§ **AIM OF THE EXERCISE**:
Here are some entries; quote each one exactly.

[Data excerpts]
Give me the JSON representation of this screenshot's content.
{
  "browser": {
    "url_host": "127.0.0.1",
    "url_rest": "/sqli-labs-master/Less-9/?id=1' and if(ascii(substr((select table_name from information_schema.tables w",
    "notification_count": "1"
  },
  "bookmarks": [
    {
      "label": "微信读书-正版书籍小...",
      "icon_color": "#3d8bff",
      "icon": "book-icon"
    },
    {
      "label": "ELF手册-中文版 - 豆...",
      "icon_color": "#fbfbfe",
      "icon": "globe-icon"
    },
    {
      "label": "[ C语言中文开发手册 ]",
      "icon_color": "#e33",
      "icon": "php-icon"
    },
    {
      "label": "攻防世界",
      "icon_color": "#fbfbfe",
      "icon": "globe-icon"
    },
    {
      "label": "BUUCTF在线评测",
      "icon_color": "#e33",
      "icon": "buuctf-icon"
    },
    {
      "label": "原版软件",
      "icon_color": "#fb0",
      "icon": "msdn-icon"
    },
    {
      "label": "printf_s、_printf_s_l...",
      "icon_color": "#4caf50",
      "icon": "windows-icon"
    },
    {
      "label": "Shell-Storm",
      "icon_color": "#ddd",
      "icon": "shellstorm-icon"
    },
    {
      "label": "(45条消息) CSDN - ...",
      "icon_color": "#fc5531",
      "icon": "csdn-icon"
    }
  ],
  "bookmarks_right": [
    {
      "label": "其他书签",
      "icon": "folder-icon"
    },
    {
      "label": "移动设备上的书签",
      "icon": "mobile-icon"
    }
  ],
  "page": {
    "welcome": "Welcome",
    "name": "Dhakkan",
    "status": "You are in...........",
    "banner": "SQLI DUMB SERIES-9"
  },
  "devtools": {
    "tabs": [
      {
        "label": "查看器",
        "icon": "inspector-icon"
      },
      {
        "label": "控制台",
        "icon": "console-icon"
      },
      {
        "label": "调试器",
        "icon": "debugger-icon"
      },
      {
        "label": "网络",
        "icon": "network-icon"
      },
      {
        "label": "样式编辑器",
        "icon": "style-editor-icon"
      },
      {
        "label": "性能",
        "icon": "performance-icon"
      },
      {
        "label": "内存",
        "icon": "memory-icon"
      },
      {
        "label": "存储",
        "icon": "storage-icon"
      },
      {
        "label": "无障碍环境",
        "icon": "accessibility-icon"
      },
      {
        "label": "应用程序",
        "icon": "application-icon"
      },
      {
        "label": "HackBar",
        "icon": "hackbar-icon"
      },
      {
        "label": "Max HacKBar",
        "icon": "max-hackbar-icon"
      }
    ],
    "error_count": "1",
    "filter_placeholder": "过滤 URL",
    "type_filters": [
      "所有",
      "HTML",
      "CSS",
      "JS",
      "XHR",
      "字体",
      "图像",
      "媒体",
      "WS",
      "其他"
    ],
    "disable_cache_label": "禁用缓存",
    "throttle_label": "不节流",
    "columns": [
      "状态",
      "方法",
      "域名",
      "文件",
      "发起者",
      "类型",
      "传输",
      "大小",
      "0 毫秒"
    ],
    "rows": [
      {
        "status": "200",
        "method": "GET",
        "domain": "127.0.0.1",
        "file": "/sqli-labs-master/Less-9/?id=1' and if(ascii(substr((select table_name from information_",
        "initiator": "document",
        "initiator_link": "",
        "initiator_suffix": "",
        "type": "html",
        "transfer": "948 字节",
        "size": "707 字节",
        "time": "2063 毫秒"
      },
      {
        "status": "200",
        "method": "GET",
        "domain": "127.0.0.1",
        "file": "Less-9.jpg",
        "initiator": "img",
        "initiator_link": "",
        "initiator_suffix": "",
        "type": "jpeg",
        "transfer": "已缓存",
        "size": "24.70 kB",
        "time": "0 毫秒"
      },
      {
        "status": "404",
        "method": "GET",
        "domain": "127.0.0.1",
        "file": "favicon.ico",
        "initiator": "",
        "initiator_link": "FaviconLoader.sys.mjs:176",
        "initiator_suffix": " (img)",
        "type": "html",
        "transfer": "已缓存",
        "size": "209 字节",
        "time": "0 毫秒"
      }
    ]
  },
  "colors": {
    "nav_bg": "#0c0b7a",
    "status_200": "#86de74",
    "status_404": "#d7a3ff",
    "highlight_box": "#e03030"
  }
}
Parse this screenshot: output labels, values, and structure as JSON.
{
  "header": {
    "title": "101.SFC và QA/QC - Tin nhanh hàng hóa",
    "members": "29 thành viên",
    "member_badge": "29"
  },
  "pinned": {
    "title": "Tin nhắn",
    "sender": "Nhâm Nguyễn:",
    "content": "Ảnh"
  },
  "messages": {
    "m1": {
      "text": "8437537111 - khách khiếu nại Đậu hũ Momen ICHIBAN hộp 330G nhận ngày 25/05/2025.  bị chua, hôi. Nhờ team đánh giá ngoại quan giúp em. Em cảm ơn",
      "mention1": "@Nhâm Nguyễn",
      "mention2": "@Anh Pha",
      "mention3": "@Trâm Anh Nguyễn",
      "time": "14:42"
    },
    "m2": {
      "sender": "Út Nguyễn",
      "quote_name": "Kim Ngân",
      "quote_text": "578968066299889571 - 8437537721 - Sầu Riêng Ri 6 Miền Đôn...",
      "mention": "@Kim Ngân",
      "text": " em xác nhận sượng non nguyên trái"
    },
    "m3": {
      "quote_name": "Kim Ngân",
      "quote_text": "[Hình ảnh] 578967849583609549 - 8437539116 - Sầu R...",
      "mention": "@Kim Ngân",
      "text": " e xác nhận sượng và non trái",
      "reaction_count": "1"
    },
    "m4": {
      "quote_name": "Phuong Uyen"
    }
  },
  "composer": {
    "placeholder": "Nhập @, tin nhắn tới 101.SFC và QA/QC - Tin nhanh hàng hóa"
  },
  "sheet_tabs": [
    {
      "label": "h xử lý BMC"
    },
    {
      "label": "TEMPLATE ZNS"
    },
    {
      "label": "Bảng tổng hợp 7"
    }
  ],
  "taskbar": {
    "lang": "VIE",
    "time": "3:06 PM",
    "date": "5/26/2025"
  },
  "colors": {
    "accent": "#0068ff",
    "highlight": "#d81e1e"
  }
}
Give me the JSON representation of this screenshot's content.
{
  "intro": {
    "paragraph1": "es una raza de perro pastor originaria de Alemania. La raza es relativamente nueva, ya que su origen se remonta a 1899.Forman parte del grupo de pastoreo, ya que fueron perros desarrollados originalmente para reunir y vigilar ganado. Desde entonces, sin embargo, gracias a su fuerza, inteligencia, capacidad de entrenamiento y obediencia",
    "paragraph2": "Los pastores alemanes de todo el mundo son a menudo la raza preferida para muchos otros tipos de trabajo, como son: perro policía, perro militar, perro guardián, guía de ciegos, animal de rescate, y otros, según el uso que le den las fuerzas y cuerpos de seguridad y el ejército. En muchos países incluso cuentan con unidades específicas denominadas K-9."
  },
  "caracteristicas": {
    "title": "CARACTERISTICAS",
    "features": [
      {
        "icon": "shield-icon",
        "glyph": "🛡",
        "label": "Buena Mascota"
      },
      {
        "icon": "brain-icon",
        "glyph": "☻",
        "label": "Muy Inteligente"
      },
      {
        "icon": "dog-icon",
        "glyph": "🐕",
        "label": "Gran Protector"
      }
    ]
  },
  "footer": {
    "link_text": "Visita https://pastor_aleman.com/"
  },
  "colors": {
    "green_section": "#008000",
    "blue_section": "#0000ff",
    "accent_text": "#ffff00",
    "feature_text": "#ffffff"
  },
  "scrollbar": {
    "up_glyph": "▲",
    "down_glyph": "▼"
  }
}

§ **RESPONSE TO THE EXERCISE**:
Give me the JSON representation of this screenshot's content.
{
  "browser": {
    "url_host": "127.0.0.1",
    "url_rest": "/sqli-labs-master/Less-9/?id=1' and if(ascii(substr((select table_name from information_schema.tables w",
    "notification_count": "1"
  },
  "bookmarks": [
    {
      "label": "微信读书-正版书籍小...",
      "icon_color": "#3d8bff",
      "icon": "book-icon"
    },
    {
      "label": "ELF手册-中文版 - 豆...",
      "icon_color": "#fbfbfe",
      "icon": "globe-icon"
    },
    {
      "label": "[ C语言中文开发手册 ]",
      "icon_color": "#e33",
      "icon": "php-icon"
    },
    {
      "label": "攻防世界",
      "icon_color": "#fbfbfe",
      "icon": "globe-icon"
    },
    {
      "label": "BUUCTF在线评测",
      "icon_color": "#e33",
      "icon": "buuctf-icon"
    },
    {
      "label": "原版软件",
      "icon_color": "#fb0",
      "icon": "msdn-icon"
    },
    {
      "label": "printf_s、_printf_s_l...",
      "icon_color": "#4caf50",
      "icon": "windows-icon"
    },
    {
      "label": "Shell-Storm",
      "icon_color": "#ddd",
      "icon": "shellstorm-icon"
    },
    {
      "label": "(45条消息) CSDN - ...",
      "icon_color": "#fc5531",
      "icon": "csdn-icon"
    }
  ],
  "bookmarks_right": [
    {
      "label": "其他书签",
      "icon": "folder-icon"
    },
    {
      "label": "移动设备上的书签",
      "icon": "mobile-icon"
    }
  ],
  "page": {
    "welcome": "Welcome",
    "name": "Dhakkan",
    "status": "You are in...........",
    "banner": "SQLI DUMB SERIES-9"
  },
  "devtools": {
    "tabs": [
      {
        "label": "查看器",
        "icon": "inspector-icon"
      },
      {
        "label": "控制台",
        "icon": "console-icon"
      },
      {
        "label": "调试器",
        "icon": "debugger-icon"
      },
      {
        "label": "网络",
        "icon": "network-icon"
      },
      {
        "label": "样式编辑器",
        "icon": "style-editor-icon"
      },
      {
        "label": "性能",
        "icon": "performance-icon"
      },
      {
        "label": "内存",
        "icon": "memory-icon"
      },
      {
        "label": "存储",
        "icon": "storage-icon"
      },
      {
        "label": "无障碍环境",
        "icon": "accessibility-icon"
      },
      {
        "label": "应用程序",
        "icon": "application-icon"
      },
      {
        "label": "HackBar",
        "icon": "hackbar-icon"
      },
      {
        "label": "Max HacKBar",
        "icon": "max-hackbar-icon"
      }
    ],
    "error_count": "1",
    "filter_placeholder": "过滤 URL",
    "type_filters": [
      "所有",
      "HTML",
      "CSS",
      "JS",
      "XHR",
      "字体",
      "图像",
      "媒体",
      "WS",
      "其他"
    ],
    "disable_cache_label": "禁用缓存",
    "throttle_label": "不节流",
    "columns": [
      "状态",
      "方法",
      "域名",
      "文件",
      "发起者",
      "类型",
      "传输",
      "大小",
      "0 毫秒"
    ],
    "rows": [
      {
        "status": "200",
        "method": "GET",
        "domain": "127.0.0.1",
        "file": "/sqli-labs-master/Less-9/?id=1' and if(ascii(substr((select table_name from information_",
        "initiator": "document",
        "initiator_link": "",
        "initiator_suffix": "",
        "type": "html",
        "transfer": "948 字节",
        "size": "707 字节",
        "time": "2063 毫秒"
      },
      {
        "status": "200",
        "method": "GET",
        "domain": "127.0.0.1",
        "file": "Less-9.jpg",
        "initiator": "img",
        "initiator_link": "",
        "initiator_suffix": "",
        "type": "jpeg",
        "transfer": "已缓存",
        "size": "24.70 kB",
        "time": "0 毫秒"
      },
      {
        "status": "404",
        "method": "GET",
        "domain": "127.0.0.1",
        "file": "favicon.ico",
        "initiator": "",
        "initiator_link": "FaviconLoader.sys.mjs:176",
        "initiator_suffix": " (img)",
        "type": "html",
        "transfer": "已缓存",
        "size": "209 字节",
        "time": "0 毫秒"
      }
    ]
  },
  "colors": {
    "nav_bg": "#0c0b7a",
    "status_200": "#86de74",
    "status_404": "#d7a3ff",
    "highlight_box": "#e03030"
  }
}
Parse this screenshot: output labels, values, and structure as JSON.
{
  "header": {
    "title": "101.SFC và QA/QC - Tin nhanh hàng hóa",
    "members": "29 thành viên",
    "member_badge": "29"
  },
  "pinned": {
    "title": "Tin nhắn",
    "sender": "Nhâm Nguyễn:",
    "content": "Ảnh"
  },
  "messages": {
    "m1": {
      "text": "8437537111 - khách khiếu nại Đậu hũ Momen ICHIBAN hộp 330G nhận ngày 25/05/2025.  bị chua, hôi. Nhờ team đánh giá ngoại quan giúp em. Em cảm ơn",
      "mention1": "@Nhâm Nguyễn",
      "mention2": "@Anh Pha",
      "mention3": "@Trâm Anh Nguyễn",
      "time": "14:42"
    },
    "m2": {
      "sender": "Út Nguyễn",
      "quote_name": "Kim Ngân",
      "quote_text": "578968066299889571 - 8437537721 - Sầu Riêng Ri 6 Miền Đôn...",
      "mention": "@Kim Ngân",
      "text": " em xác nhận sượng non nguyên trái"
    },
    "m3": {
      "quote_name": "Kim Ngân",
      "quote_text": "[Hình ảnh] 578967849583609549 - 8437539116 - Sầu R...",
      "mention": "@Kim Ngân",
      "text": " e xác nhận sượng và non trái",
      "reaction_count": "1"
    },
    "m4": {
      "quote_name": "Phuong Uyen"
    }
  },
  "composer": {
    "placeholder": "Nhập @, tin nhắn tới 101.SFC và QA/QC - Tin nhanh hàng hóa"
  },
  "sheet_tabs": [
    {
      "label": "h xử lý BMC"
    },
    {
      "label": "TEMPLATE ZNS"
    },
    {
      "label": "Bảng tổng hợp 7"
    }
  ],
  "taskbar": {
    "lang": "VIE",
    "time": "3:06 PM",
    "date": "5/26/2025"
  },
  "colors": {
    "accent": "#0068ff",
    "highlight": "#d81e1e"
  }
}
Give me the JSON representation of this screenshot's content.
{
  "intro": {
    "paragraph1": "es una raza de perro pastor originaria de Alemania. La raza es relativamente nueva, ya que su origen se remonta a 1899.Forman parte del grupo de pastoreo, ya que fueron perros desarrollados originalmente para reunir y vigilar ganado. Desde entonces, sin embargo, gracias a su fuerza, inteligencia, capacidad de entrenamiento y obediencia",
    "paragraph2": "Los pastores alemanes de todo el mundo son a menudo la raza preferida para muchos otros tipos de trabajo, como son: perro policía, perro militar, perro guardián, guía de ciegos, animal de rescate, y otros, según el uso que le den las fuerzas y cuerpos de seguridad y el ejército. En muchos países incluso cuentan con unidades específicas denominadas K-9."
  },
  "caracteristicas": {
    "title": "CARACTERISTICAS",
    "features": [
      {
        "icon": "shield-icon",
        "glyph": "🛡",
        "label": "Buena Mascota"
      },
      {
        "icon": "brain-icon",
        "glyph": "☻",
        "label": "Muy Inteligente"
      },
      {
        "icon": "dog-icon",
        "glyph": "🐕",
        "label": "Gran Protector"
      }
    ]
  },
  "footer": {
    "link_text": "Visita https://pastor_aleman.com/"
  },
  "colors": {
    "green_section": "#008000",
    "blue_section": "#0000ff",
    "accent_text": "#ffff00",
    "feature_text": "#ffffff"
  },
  "scrollbar": {
    "up_glyph": "▲",
    "down_glyph": "▼"
  }
}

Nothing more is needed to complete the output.